Goal
Type out the data exactly as given. Skip any image.

[Stored items from a collection]
------

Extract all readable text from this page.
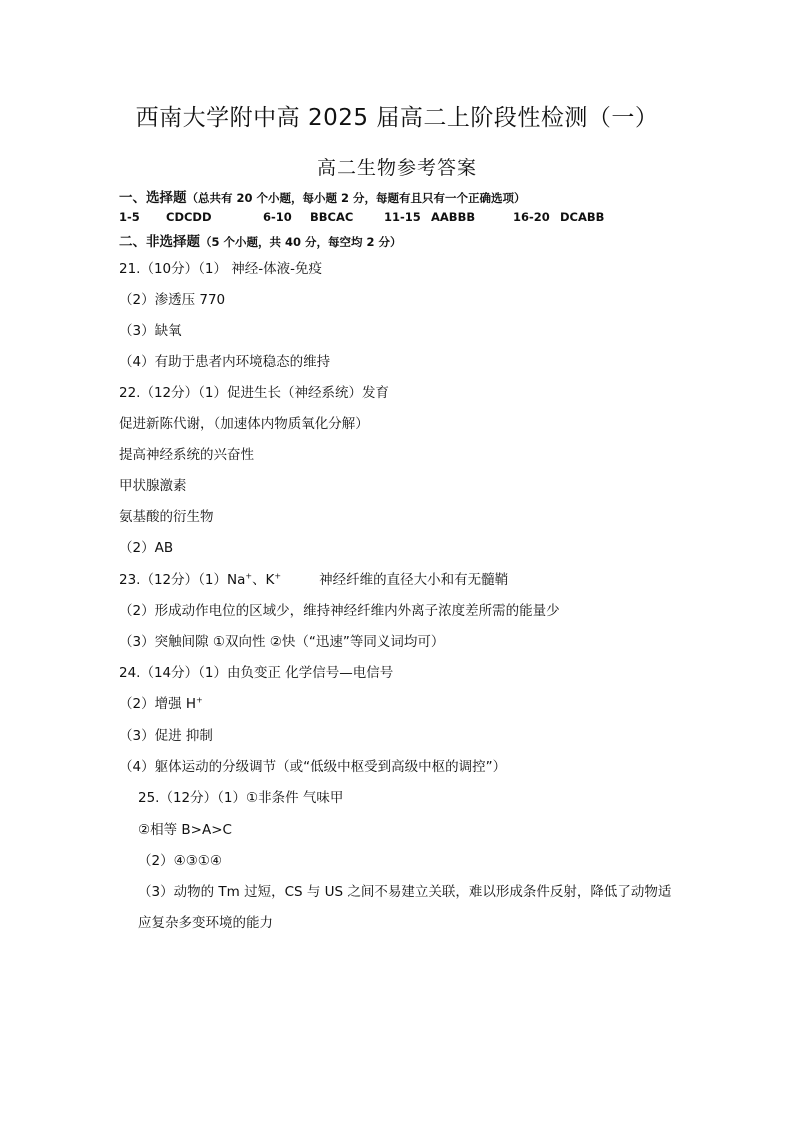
西南大学附中高 2025 届高二上阶段性检测（一）
高二生物参考答案
一、选择题（总共有 20 个小题，每小题 2 分，每题有且只有一个正确选项）
1-5 CDCDD	6-10 BBCAC	11-15 AABBB	16-20 DCABB
二、非选择题（5 个小题，共 40 分，每空均 2 分）
21.（10分）（1） 神经-体液-免疫
（2）渗透压 770
（3）缺氧
（4）有助于患者内环境稳态的维持
22.（12分）（1）促进生长（神经系统）发育
促进新陈代谢，（加速体内物质氧化分解）
提高神经系统的兴奋性
甲状腺激素
氨基酸的衍生物
（2）AB
23.（12分）（1）Na+、K+	神经纤维的直径大小和有无髓鞘
（2）形成动作电位的区域少，维持神经纤维内外离子浓度差所需的能量少
（3）突触间隙 ①双向性 ②快（“迅速”等同义词均可）
24.（14分）（1）由负变正 化学信号—电信号
（2）增强 H+
（3）促进 抑制
（4）躯体运动的分级调节（或“低级中枢受到高级中枢的调控”）
25.（12分）（1）①非条件 气味甲
②相等 B>A>C
（2）④③①④
（3）动物的 Tm 过短，CS 与 US 之间不易建立关联，难以形成条件反射，降低了动物适
应复杂多变环境的能力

------

Output for this task
Extract all readable text from this page.
西南大学附中高 2025 届高二上阶段性检测（一）
高二生物参考答案
一、选择题（总共有 20 个小题，每小题 2 分，每题有且只有一个正确选项）
1-5 CDCDD	6-10 BBCAC	11-15 AABBB	16-20 DCABB
二、非选择题（5 个小题，共 40 分，每空均 2 分）
21.（10分）（1） 神经-体液-免疫
（2）渗透压 770
（3）缺氧
（4）有助于患者内环境稳态的维持
22.（12分）（1）促进生长（神经系统）发育
促进新陈代谢，（加速体内物质氧化分解）
提高神经系统的兴奋性
甲状腺激素
氨基酸的衍生物
（2）AB
23.（12分）（1）Na+、K+	神经纤维的直径大小和有无髓鞘
（2）形成动作电位的区域少，维持神经纤维内外离子浓度差所需的能量少
（3）突触间隙 ①双向性 ②快（“迅速”等同义词均可）
24.（14分）（1）由负变正 化学信号—电信号
（2）增强 H+
（3）促进 抑制
（4）躯体运动的分级调节（或“低级中枢受到高级中枢的调控”）
25.（12分）（1）①非条件 气味甲
②相等 B>A>C
（2）④③①④
（3）动物的 Tm 过短，CS 与 US 之间不易建立关联，难以形成条件反射，降低了动物适
应复杂多变环境的能力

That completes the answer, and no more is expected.